# start of RECORD EXTRACTS
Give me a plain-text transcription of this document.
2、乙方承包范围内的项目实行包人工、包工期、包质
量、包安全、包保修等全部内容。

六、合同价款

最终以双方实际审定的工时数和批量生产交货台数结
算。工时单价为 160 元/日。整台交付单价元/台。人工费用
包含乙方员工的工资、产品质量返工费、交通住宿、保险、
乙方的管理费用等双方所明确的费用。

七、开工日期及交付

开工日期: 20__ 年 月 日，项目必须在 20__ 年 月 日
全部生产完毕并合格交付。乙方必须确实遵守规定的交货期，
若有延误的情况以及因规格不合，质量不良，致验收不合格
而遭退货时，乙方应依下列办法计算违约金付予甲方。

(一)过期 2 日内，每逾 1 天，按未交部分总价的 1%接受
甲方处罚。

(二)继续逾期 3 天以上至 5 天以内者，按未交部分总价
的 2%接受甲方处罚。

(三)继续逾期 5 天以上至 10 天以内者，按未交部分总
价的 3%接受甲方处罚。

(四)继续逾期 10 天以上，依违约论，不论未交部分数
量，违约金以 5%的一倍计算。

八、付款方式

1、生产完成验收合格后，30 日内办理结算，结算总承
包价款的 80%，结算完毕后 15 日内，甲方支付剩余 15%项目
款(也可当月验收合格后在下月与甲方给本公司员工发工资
# end of RECORD EXTRACTS
◆ INSTRUCTIONS TO FOLLOW ◆
Please output the complete data exactly.

◆ CORRECT RESULT ◆
Give me a plain-text transcription of this document.
2、乙方承包范围内的项目实行包人工、包工期、包质
量、包安全、包保修等全部内容。

六、合同价款

最终以双方实际审定的工时数和批量生产交货台数结
算。工时单价为 160 元/日。整台交付单价元/台。人工费用
包含乙方员工的工资、产品质量返工费、交通住宿、保险、
乙方的管理费用等双方所明确的费用。

七、开工日期及交付

开工日期: 20__ 年 月 日，项目必须在 20__ 年 月 日
全部生产完毕并合格交付。乙方必须确实遵守规定的交货期，
若有延误的情况以及因规格不合，质量不良，致验收不合格
而遭退货时，乙方应依下列办法计算违约金付予甲方。

(一)过期 2 日内，每逾 1 天，按未交部分总价的 1%接受
甲方处罚。

(二)继续逾期 3 天以上至 5 天以内者，按未交部分总价
的 2%接受甲方处罚。

(三)继续逾期 5 天以上至 10 天以内者，按未交部分总
价的 3%接受甲方处罚。

(四)继续逾期 10 天以上，依违约论，不论未交部分数
量，违约金以 5%的一倍计算。

八、付款方式

1、生产完成验收合格后，30 日内办理结算，结算总承
包价款的 80%，结算完毕后 15 日内，甲方支付剩余 15%项目
款(也可当月验收合格后在下月与甲方给本公司员工发工资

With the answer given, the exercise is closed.